— START Data for this task —

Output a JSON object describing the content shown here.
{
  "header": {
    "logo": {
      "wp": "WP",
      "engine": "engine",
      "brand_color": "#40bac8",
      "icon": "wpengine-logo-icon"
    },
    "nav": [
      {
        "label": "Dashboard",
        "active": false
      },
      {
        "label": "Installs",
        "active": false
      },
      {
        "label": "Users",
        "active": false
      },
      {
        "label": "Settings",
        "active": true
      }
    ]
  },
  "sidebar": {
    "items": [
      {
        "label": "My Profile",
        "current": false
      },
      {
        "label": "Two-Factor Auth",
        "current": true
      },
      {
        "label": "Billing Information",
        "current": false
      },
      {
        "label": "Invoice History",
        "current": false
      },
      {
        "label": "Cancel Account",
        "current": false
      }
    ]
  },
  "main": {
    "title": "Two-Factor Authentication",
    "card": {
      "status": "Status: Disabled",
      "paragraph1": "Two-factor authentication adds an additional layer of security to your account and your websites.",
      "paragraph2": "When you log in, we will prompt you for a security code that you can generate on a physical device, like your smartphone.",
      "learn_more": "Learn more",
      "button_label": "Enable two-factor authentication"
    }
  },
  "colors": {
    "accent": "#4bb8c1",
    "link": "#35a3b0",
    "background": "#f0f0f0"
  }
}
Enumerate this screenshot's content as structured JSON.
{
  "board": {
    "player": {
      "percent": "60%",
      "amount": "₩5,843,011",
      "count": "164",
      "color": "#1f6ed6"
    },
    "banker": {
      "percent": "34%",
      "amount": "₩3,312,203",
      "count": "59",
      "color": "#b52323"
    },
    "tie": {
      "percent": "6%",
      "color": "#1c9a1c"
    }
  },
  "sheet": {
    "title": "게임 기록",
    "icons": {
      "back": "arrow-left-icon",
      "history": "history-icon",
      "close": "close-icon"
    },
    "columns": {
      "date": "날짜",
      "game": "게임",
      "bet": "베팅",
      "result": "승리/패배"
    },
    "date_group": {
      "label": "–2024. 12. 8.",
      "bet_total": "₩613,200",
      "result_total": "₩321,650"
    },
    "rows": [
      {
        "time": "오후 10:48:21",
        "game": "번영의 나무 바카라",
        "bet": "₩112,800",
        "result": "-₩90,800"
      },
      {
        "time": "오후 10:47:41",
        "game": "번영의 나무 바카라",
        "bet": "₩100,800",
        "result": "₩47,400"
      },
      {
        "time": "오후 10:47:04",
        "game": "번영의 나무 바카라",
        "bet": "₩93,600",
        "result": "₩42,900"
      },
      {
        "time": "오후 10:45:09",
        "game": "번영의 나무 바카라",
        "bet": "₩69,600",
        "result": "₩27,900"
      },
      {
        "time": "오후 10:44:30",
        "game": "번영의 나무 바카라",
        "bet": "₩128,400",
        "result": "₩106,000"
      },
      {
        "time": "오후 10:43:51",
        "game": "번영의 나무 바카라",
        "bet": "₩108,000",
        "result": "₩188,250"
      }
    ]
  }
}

— END Data for this task —
— START Data for this task —

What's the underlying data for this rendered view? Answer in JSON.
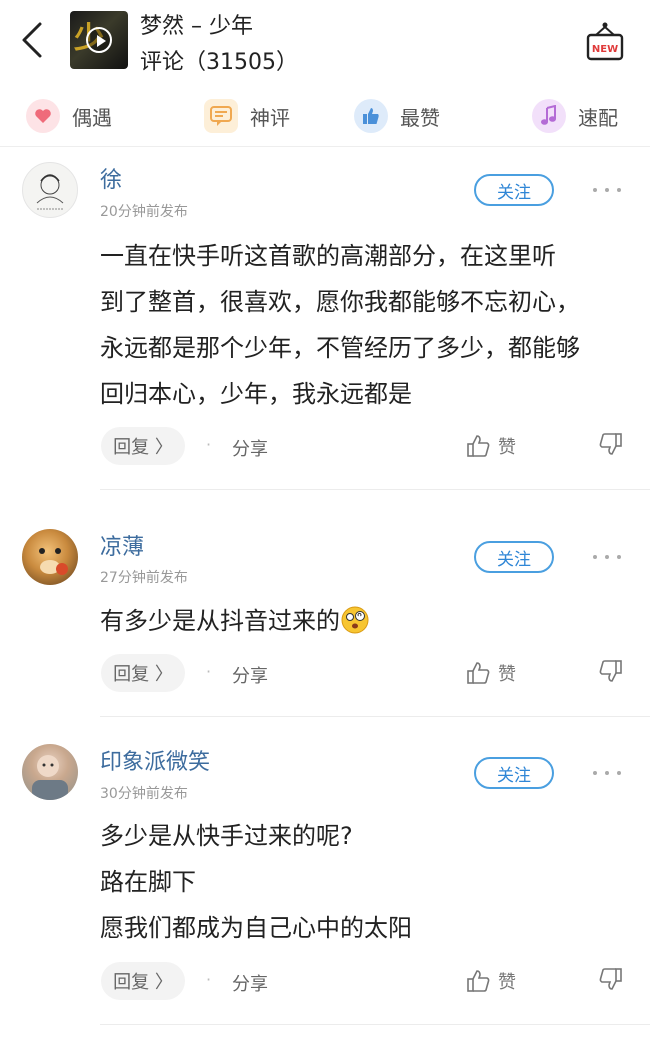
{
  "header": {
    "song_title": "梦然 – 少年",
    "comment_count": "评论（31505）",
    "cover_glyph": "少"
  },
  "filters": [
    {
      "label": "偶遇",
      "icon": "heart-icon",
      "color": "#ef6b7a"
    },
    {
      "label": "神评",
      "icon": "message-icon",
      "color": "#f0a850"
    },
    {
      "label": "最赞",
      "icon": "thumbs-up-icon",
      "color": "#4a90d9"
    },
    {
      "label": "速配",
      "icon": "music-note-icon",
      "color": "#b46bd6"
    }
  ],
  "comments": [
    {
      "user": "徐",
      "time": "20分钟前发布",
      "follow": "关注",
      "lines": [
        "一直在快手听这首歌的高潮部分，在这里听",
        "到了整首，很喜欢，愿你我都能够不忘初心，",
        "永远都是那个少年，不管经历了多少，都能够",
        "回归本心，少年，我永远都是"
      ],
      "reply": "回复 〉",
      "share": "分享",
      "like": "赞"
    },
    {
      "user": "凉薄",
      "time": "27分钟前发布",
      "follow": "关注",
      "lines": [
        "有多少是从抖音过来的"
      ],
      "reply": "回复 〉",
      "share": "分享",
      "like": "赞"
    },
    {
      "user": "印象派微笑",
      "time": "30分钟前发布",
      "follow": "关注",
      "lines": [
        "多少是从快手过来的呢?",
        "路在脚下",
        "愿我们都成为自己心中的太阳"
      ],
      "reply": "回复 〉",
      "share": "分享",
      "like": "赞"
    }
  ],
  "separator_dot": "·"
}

— END Data for this task —
— START Data for this task —

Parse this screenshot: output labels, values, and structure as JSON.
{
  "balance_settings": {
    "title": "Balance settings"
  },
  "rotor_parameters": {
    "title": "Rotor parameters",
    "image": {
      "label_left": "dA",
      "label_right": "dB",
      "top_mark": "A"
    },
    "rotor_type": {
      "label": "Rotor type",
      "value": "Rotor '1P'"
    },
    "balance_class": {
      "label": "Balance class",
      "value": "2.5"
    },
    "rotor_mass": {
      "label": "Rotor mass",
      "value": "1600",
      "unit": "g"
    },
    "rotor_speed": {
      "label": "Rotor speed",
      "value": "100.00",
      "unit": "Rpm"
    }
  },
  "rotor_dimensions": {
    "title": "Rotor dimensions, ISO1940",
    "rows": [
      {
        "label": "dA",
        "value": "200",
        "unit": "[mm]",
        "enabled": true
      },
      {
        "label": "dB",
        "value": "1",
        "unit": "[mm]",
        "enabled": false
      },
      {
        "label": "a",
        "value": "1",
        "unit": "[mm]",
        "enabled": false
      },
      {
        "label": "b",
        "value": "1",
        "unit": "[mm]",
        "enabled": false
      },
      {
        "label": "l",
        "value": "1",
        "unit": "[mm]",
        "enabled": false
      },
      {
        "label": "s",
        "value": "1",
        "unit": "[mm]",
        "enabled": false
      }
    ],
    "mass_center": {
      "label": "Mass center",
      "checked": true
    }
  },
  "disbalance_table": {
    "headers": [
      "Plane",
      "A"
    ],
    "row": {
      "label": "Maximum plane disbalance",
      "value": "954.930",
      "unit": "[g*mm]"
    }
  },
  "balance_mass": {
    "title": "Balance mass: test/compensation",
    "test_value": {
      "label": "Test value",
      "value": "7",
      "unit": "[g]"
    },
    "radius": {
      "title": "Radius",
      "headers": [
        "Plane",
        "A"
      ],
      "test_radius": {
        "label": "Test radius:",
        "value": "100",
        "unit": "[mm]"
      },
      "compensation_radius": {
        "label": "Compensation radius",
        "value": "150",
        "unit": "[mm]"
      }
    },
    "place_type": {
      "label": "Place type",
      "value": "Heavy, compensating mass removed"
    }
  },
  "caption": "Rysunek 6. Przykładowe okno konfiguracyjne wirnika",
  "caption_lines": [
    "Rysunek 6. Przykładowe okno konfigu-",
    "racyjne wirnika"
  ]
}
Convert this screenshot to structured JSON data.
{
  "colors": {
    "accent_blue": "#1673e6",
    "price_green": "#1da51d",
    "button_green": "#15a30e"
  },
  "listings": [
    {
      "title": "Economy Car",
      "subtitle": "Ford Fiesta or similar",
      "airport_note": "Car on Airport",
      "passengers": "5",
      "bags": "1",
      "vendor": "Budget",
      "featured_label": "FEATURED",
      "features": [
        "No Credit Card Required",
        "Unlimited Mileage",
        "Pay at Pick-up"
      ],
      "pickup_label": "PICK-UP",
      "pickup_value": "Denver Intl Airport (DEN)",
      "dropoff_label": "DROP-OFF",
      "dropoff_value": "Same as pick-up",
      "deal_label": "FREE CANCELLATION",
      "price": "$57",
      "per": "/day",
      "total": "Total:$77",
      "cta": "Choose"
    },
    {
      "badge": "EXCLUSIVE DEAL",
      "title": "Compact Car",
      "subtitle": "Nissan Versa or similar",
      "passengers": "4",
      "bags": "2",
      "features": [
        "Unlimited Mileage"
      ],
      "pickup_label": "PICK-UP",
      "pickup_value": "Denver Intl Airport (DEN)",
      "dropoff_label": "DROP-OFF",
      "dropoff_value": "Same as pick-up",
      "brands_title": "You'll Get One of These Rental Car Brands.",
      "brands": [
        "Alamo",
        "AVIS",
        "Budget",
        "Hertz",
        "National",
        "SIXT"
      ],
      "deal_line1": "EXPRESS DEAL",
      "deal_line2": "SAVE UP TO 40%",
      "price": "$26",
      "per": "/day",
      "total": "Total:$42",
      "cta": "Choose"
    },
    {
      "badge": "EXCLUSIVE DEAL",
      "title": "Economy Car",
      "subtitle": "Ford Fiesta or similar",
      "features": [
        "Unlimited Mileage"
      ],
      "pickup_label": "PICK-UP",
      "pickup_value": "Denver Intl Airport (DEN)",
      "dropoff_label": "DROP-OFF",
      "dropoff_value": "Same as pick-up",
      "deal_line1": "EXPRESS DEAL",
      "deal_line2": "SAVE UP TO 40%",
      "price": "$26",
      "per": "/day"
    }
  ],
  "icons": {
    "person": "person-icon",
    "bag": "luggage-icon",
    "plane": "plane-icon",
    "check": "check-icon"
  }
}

— END Data for this task —

» **Written exercise**:
From the entries above, copy every line that holds the word "your".

» **Answer for the task**:
      "paragraph1": "Two-factor authentication adds an additional layer of security to your account and your websites.",
      "paragraph2": "When you log in, we will prompt you for a security code that you can generate on a physical device, like your smartphone.",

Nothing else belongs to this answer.